- Work to do
Copy out all of the data below with no alterations.

- Given entries
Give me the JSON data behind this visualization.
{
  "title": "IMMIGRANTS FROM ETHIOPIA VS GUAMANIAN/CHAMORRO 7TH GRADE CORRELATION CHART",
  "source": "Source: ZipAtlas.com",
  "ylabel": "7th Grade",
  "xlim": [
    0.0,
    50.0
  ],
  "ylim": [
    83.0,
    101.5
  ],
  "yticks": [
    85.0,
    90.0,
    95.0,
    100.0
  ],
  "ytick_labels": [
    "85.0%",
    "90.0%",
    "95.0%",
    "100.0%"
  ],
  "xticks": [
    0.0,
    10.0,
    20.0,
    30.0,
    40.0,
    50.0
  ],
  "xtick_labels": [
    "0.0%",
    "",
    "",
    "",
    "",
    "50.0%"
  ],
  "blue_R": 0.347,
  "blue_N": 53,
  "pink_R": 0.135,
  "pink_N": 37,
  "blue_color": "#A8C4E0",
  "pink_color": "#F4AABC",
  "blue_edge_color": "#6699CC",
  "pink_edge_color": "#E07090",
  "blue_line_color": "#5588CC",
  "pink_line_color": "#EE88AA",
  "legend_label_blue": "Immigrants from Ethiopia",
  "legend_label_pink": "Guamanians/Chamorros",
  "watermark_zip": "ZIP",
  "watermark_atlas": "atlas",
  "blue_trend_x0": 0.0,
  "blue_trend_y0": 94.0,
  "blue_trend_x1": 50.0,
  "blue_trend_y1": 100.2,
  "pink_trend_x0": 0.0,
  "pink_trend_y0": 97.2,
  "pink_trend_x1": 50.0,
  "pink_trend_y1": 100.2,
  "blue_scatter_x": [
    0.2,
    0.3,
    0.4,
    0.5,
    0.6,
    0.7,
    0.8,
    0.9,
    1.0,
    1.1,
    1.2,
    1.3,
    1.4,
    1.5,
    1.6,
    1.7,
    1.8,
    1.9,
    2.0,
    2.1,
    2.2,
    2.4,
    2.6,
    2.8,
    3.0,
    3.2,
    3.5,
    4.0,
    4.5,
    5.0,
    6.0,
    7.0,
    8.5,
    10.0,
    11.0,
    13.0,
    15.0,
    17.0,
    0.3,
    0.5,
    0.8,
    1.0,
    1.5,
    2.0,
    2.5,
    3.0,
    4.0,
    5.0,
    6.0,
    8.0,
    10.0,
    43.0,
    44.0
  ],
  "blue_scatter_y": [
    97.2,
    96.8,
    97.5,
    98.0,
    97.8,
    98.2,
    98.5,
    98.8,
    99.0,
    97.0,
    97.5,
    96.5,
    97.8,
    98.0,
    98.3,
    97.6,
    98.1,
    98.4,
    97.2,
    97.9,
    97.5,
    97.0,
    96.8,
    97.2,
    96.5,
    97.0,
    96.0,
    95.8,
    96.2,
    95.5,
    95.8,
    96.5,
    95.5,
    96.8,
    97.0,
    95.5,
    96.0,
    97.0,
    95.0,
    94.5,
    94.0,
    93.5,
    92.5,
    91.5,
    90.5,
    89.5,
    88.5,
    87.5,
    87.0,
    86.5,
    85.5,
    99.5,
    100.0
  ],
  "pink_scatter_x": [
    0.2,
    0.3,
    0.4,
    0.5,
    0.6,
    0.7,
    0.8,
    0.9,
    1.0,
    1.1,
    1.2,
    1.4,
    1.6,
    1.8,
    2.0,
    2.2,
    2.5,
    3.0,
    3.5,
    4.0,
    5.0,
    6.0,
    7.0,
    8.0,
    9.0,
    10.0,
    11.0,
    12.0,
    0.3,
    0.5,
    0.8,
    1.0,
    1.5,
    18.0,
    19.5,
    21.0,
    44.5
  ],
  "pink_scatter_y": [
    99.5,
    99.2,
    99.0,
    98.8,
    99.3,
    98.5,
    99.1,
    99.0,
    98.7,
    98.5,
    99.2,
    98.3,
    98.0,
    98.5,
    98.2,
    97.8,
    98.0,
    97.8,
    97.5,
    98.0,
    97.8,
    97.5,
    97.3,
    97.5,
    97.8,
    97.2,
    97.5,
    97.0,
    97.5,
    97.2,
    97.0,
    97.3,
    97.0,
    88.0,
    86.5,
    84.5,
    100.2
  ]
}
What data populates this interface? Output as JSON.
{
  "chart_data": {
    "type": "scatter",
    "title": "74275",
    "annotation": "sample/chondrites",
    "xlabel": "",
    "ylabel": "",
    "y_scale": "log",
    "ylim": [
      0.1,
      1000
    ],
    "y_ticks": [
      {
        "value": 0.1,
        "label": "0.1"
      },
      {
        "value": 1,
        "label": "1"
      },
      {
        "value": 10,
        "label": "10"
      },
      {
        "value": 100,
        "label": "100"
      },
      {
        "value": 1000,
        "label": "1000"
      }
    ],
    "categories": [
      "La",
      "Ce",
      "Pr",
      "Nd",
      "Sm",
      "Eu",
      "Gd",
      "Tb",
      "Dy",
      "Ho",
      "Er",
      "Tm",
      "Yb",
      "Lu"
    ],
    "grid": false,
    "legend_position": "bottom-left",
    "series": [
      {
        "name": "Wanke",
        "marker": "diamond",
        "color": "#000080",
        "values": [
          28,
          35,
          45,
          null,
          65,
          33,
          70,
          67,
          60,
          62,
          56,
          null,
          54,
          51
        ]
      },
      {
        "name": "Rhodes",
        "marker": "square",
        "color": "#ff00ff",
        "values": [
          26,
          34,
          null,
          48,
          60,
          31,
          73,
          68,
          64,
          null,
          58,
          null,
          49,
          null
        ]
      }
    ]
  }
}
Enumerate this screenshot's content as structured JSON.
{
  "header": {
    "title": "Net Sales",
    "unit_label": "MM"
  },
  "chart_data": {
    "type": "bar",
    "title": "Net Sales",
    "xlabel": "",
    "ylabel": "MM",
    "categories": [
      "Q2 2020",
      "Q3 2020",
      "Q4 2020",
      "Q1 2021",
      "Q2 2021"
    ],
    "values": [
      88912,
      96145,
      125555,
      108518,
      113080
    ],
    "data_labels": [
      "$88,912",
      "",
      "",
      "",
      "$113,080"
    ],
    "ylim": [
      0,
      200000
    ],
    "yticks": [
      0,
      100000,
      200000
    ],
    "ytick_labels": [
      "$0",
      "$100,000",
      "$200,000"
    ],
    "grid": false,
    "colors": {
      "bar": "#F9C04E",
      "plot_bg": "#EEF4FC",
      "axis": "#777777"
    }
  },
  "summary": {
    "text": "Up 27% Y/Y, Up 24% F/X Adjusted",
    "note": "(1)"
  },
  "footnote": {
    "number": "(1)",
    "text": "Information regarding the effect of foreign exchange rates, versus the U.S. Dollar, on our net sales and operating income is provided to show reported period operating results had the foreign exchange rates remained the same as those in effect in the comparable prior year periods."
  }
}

- The answer
Give me the JSON data behind this visualization.
{
  "title": "IMMIGRANTS FROM ETHIOPIA VS GUAMANIAN/CHAMORRO 7TH GRADE CORRELATION CHART",
  "source": "Source: ZipAtlas.com",
  "ylabel": "7th Grade",
  "xlim": [
    0.0,
    50.0
  ],
  "ylim": [
    83.0,
    101.5
  ],
  "yticks": [
    85.0,
    90.0,
    95.0,
    100.0
  ],
  "ytick_labels": [
    "85.0%",
    "90.0%",
    "95.0%",
    "100.0%"
  ],
  "xticks": [
    0.0,
    10.0,
    20.0,
    30.0,
    40.0,
    50.0
  ],
  "xtick_labels": [
    "0.0%",
    "",
    "",
    "",
    "",
    "50.0%"
  ],
  "blue_R": 0.347,
  "blue_N": 53,
  "pink_R": 0.135,
  "pink_N": 37,
  "blue_color": "#A8C4E0",
  "pink_color": "#F4AABC",
  "blue_edge_color": "#6699CC",
  "pink_edge_color": "#E07090",
  "blue_line_color": "#5588CC",
  "pink_line_color": "#EE88AA",
  "legend_label_blue": "Immigrants from Ethiopia",
  "legend_label_pink": "Guamanians/Chamorros",
  "watermark_zip": "ZIP",
  "watermark_atlas": "atlas",
  "blue_trend_x0": 0.0,
  "blue_trend_y0": 94.0,
  "blue_trend_x1": 50.0,
  "blue_trend_y1": 100.2,
  "pink_trend_x0": 0.0,
  "pink_trend_y0": 97.2,
  "pink_trend_x1": 50.0,
  "pink_trend_y1": 100.2,
  "blue_scatter_x": [
    0.2,
    0.3,
    0.4,
    0.5,
    0.6,
    0.7,
    0.8,
    0.9,
    1.0,
    1.1,
    1.2,
    1.3,
    1.4,
    1.5,
    1.6,
    1.7,
    1.8,
    1.9,
    2.0,
    2.1,
    2.2,
    2.4,
    2.6,
    2.8,
    3.0,
    3.2,
    3.5,
    4.0,
    4.5,
    5.0,
    6.0,
    7.0,
    8.5,
    10.0,
    11.0,
    13.0,
    15.0,
    17.0,
    0.3,
    0.5,
    0.8,
    1.0,
    1.5,
    2.0,
    2.5,
    3.0,
    4.0,
    5.0,
    6.0,
    8.0,
    10.0,
    43.0,
    44.0
  ],
  "blue_scatter_y": [
    97.2,
    96.8,
    97.5,
    98.0,
    97.8,
    98.2,
    98.5,
    98.8,
    99.0,
    97.0,
    97.5,
    96.5,
    97.8,
    98.0,
    98.3,
    97.6,
    98.1,
    98.4,
    97.2,
    97.9,
    97.5,
    97.0,
    96.8,
    97.2,
    96.5,
    97.0,
    96.0,
    95.8,
    96.2,
    95.5,
    95.8,
    96.5,
    95.5,
    96.8,
    97.0,
    95.5,
    96.0,
    97.0,
    95.0,
    94.5,
    94.0,
    93.5,
    92.5,
    91.5,
    90.5,
    89.5,
    88.5,
    87.5,
    87.0,
    86.5,
    85.5,
    99.5,
    100.0
  ],
  "pink_scatter_x": [
    0.2,
    0.3,
    0.4,
    0.5,
    0.6,
    0.7,
    0.8,
    0.9,
    1.0,
    1.1,
    1.2,
    1.4,
    1.6,
    1.8,
    2.0,
    2.2,
    2.5,
    3.0,
    3.5,
    4.0,
    5.0,
    6.0,
    7.0,
    8.0,
    9.0,
    10.0,
    11.0,
    12.0,
    0.3,
    0.5,
    0.8,
    1.0,
    1.5,
    18.0,
    19.5,
    21.0,
    44.5
  ],
  "pink_scatter_y": [
    99.5,
    99.2,
    99.0,
    98.8,
    99.3,
    98.5,
    99.1,
    99.0,
    98.7,
    98.5,
    99.2,
    98.3,
    98.0,
    98.5,
    98.2,
    97.8,
    98.0,
    97.8,
    97.5,
    98.0,
    97.8,
    97.5,
    97.3,
    97.5,
    97.8,
    97.2,
    97.5,
    97.0,
    97.5,
    97.2,
    97.0,
    97.3,
    97.0,
    88.0,
    86.5,
    84.5,
    100.2
  ]
}
What data populates this interface? Output as JSON.
{
  "chart_data": {
    "type": "scatter",
    "title": "74275",
    "annotation": "sample/chondrites",
    "xlabel": "",
    "ylabel": "",
    "y_scale": "log",
    "ylim": [
      0.1,
      1000
    ],
    "y_ticks": [
      {
        "value": 0.1,
        "label": "0.1"
      },
      {
        "value": 1,
        "label": "1"
      },
      {
        "value": 10,
        "label": "10"
      },
      {
        "value": 100,
        "label": "100"
      },
      {
        "value": 1000,
        "label": "1000"
      }
    ],
    "categories": [
      "La",
      "Ce",
      "Pr",
      "Nd",
      "Sm",
      "Eu",
      "Gd",
      "Tb",
      "Dy",
      "Ho",
      "Er",
      "Tm",
      "Yb",
      "Lu"
    ],
    "grid": false,
    "legend_position": "bottom-left",
    "series": [
      {
        "name": "Wanke",
        "marker": "diamond",
        "color": "#000080",
        "values": [
          28,
          35,
          45,
          null,
          65,
          33,
          70,
          67,
          60,
          62,
          56,
          null,
          54,
          51
        ]
      },
      {
        "name": "Rhodes",
        "marker": "square",
        "color": "#ff00ff",
        "values": [
          26,
          34,
          null,
          48,
          60,
          31,
          73,
          68,
          64,
          null,
          58,
          null,
          49,
          null
        ]
      }
    ]
  }
}
Enumerate this screenshot's content as structured JSON.
{
  "header": {
    "title": "Net Sales",
    "unit_label": "MM"
  },
  "chart_data": {
    "type": "bar",
    "title": "Net Sales",
    "xlabel": "",
    "ylabel": "MM",
    "categories": [
      "Q2 2020",
      "Q3 2020",
      "Q4 2020",
      "Q1 2021",
      "Q2 2021"
    ],
    "values": [
      88912,
      96145,
      125555,
      108518,
      113080
    ],
    "data_labels": [
      "$88,912",
      "",
      "",
      "",
      "$113,080"
    ],
    "ylim": [
      0,
      200000
    ],
    "yticks": [
      0,
      100000,
      200000
    ],
    "ytick_labels": [
      "$0",
      "$100,000",
      "$200,000"
    ],
    "grid": false,
    "colors": {
      "bar": "#F9C04E",
      "plot_bg": "#EEF4FC",
      "axis": "#777777"
    }
  },
  "summary": {
    "text": "Up 27% Y/Y, Up 24% F/X Adjusted",
    "note": "(1)"
  },
  "footnote": {
    "number": "(1)",
    "text": "Information regarding the effect of foreign exchange rates, versus the U.S. Dollar, on our net sales and operating income is provided to show reported period operating results had the foreign exchange rates remained the same as those in effect in the comparable prior year periods."
  }
}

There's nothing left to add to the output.